• Records for this exercise:

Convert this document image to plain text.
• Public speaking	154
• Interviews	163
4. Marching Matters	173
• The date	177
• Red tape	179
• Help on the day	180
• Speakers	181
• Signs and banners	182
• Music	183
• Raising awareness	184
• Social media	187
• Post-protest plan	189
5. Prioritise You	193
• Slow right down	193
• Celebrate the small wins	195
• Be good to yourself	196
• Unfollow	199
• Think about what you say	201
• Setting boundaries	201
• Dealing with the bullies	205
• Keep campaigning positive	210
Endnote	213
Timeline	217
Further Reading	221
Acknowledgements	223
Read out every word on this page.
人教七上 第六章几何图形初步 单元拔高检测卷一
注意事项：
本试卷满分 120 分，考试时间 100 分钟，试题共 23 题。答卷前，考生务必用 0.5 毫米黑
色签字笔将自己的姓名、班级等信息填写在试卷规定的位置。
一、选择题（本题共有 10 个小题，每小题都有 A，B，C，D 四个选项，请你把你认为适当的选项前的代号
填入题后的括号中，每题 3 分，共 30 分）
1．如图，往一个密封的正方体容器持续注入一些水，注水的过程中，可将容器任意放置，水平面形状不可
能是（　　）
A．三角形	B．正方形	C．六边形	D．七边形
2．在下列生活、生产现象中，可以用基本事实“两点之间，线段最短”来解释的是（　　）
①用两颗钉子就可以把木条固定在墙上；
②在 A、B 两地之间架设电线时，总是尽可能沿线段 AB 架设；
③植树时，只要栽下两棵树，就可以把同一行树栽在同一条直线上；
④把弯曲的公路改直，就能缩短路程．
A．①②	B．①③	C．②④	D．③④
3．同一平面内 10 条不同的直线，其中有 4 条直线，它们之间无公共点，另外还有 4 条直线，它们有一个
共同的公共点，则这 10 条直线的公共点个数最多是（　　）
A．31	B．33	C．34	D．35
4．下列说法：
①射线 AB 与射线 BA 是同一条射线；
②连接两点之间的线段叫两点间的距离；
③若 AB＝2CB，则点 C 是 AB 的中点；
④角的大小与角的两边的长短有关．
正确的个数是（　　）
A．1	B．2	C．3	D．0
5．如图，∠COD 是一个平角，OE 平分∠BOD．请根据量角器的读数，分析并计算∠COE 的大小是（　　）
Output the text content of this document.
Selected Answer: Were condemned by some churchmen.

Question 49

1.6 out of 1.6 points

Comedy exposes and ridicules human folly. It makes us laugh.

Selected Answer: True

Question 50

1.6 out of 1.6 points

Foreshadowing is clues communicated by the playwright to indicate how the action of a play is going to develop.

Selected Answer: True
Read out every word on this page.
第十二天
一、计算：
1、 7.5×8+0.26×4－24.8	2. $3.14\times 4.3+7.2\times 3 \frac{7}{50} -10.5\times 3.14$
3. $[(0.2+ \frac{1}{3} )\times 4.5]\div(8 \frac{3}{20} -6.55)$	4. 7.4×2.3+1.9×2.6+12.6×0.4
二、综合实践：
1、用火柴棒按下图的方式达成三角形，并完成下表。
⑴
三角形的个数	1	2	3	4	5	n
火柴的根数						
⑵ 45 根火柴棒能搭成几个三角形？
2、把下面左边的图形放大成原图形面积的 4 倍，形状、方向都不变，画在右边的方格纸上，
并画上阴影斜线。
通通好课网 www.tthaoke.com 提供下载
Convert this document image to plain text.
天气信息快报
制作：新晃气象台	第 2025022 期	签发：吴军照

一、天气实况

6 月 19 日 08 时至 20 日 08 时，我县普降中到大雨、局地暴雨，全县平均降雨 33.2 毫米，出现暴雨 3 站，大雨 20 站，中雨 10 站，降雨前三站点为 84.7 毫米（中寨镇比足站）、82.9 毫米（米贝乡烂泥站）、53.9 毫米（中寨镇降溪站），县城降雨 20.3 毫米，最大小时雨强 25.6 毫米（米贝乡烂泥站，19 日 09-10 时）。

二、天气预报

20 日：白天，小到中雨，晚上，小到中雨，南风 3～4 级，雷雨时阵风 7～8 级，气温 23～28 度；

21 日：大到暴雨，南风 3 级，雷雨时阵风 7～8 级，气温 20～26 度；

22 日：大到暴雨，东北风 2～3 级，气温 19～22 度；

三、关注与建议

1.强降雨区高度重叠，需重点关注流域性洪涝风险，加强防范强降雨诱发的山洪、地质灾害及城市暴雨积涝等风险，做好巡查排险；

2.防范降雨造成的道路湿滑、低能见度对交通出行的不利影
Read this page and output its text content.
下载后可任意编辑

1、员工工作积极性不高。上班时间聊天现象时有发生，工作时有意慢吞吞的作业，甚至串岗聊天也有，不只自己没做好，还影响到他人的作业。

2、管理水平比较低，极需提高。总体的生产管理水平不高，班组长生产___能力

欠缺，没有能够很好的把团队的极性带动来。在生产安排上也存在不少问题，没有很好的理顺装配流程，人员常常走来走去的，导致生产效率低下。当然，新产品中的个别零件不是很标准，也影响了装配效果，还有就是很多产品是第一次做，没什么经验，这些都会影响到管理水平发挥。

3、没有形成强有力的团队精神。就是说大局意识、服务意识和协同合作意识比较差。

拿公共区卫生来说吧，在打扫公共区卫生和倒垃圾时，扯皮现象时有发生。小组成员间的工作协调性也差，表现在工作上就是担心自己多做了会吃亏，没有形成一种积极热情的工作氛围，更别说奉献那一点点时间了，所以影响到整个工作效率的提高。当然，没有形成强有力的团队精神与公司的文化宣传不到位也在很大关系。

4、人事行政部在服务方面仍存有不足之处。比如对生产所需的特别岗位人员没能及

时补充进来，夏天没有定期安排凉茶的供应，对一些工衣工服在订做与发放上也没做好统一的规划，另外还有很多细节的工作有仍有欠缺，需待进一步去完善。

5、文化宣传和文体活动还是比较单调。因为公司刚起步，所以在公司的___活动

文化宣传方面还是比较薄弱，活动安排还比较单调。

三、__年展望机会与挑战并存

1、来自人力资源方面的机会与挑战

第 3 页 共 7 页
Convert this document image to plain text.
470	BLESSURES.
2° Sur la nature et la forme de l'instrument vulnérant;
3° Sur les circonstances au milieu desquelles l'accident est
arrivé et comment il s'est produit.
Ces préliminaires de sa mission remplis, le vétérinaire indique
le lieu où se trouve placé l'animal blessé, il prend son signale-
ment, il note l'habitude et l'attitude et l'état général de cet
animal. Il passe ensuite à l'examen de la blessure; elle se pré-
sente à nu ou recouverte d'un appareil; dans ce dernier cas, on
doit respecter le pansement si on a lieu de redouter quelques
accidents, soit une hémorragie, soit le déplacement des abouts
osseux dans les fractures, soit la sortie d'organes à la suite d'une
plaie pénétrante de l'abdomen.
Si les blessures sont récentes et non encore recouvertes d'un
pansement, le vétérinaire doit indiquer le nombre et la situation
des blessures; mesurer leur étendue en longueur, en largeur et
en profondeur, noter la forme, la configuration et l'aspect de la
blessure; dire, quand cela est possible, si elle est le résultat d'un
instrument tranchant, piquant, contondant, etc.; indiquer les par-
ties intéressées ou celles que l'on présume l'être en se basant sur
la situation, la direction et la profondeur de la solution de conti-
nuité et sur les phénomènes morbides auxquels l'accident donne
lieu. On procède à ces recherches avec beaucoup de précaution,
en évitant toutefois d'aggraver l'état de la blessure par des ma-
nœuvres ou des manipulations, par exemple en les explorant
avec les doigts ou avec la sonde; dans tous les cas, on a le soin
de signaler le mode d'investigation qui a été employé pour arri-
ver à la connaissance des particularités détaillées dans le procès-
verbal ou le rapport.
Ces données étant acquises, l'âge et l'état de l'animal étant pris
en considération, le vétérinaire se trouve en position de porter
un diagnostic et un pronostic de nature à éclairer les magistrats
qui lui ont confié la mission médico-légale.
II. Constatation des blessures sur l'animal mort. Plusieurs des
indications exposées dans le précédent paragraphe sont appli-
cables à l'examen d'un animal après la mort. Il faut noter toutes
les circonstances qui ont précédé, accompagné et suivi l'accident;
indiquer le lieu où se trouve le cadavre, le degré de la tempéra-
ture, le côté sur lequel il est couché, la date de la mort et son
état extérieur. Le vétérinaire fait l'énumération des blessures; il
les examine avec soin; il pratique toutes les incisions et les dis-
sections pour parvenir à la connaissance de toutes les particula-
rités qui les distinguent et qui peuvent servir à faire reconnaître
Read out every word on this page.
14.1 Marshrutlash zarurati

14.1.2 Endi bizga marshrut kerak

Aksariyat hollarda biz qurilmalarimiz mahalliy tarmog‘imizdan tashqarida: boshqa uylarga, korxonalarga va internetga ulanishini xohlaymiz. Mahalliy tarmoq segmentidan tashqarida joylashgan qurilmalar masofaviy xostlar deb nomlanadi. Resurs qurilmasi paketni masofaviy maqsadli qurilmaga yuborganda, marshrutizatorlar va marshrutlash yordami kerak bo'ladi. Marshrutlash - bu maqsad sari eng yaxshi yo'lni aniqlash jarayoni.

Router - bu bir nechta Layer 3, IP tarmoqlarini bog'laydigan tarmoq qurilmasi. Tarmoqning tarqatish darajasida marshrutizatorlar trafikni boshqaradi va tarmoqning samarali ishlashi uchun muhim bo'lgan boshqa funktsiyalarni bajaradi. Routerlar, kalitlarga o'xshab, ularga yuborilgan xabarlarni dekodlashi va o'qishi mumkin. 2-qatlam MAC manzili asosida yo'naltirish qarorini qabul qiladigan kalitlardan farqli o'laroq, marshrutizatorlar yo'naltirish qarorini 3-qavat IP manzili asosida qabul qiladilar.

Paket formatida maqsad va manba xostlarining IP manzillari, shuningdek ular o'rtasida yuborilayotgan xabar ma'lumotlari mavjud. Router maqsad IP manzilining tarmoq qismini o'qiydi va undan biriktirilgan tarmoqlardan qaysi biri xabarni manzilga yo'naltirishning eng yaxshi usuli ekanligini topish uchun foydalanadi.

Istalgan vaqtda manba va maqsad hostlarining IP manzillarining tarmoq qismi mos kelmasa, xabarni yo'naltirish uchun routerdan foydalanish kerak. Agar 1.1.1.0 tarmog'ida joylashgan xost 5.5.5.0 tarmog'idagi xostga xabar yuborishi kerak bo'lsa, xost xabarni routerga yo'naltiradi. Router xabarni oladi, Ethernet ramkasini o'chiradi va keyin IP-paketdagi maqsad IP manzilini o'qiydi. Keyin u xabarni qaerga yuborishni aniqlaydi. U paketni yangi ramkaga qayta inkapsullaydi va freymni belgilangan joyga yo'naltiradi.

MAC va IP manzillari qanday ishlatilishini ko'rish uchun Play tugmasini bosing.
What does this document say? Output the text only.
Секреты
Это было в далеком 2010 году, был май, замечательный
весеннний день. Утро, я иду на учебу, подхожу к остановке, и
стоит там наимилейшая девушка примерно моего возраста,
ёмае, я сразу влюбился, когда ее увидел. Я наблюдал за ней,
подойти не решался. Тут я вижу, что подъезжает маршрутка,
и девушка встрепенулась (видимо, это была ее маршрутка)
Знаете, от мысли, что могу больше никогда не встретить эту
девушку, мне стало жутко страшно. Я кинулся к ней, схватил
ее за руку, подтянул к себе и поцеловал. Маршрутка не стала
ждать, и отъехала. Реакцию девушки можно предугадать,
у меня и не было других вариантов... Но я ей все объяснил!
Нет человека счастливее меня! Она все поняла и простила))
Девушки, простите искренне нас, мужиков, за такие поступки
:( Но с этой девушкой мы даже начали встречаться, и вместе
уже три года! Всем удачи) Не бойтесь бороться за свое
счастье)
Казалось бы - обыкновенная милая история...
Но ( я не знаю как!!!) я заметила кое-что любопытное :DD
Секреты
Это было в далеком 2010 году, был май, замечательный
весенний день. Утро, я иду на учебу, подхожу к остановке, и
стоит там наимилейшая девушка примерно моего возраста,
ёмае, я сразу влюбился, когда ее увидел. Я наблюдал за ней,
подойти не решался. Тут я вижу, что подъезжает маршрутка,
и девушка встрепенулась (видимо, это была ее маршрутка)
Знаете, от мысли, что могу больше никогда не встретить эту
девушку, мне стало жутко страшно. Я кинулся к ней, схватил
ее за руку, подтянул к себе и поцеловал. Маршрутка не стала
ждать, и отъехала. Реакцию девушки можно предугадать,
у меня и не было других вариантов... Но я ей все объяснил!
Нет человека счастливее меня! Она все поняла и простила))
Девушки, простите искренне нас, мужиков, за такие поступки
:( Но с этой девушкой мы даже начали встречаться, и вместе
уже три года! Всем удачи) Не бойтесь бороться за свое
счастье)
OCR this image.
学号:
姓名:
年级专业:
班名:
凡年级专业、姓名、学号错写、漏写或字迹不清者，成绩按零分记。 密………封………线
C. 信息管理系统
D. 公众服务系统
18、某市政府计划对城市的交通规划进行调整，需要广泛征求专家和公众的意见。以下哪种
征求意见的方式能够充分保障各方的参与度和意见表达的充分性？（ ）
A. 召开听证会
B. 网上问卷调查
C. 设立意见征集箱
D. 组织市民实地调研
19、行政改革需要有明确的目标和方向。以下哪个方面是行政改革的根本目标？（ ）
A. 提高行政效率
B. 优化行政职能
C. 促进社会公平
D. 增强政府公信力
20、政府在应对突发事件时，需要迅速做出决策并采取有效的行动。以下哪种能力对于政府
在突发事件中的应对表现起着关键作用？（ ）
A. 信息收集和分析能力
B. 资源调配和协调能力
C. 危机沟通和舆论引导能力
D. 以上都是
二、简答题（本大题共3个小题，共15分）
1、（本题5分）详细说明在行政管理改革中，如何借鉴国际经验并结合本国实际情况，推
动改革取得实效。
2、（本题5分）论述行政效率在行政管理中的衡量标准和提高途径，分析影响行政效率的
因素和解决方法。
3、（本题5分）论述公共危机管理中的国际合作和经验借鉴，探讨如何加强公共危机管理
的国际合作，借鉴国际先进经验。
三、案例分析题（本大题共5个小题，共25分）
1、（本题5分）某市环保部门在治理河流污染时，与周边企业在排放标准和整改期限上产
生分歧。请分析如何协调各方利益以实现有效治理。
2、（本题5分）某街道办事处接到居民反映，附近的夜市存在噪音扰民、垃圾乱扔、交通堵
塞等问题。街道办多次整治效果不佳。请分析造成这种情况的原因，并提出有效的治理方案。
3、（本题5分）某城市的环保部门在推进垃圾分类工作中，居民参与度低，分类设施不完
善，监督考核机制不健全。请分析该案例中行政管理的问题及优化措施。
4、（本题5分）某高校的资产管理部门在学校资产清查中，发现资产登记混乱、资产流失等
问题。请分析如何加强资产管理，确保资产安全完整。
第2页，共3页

• Work required:
For each line above that contains the word "avec", copy that line.

• Exercise solution:
lieu. On procède à ces recherches avec beaucoup de précaution,
avec les doigts ou avec la sonde; dans tous les cas, on a le soin
les examine avec soin; il pratique toutes les incisions et les dis-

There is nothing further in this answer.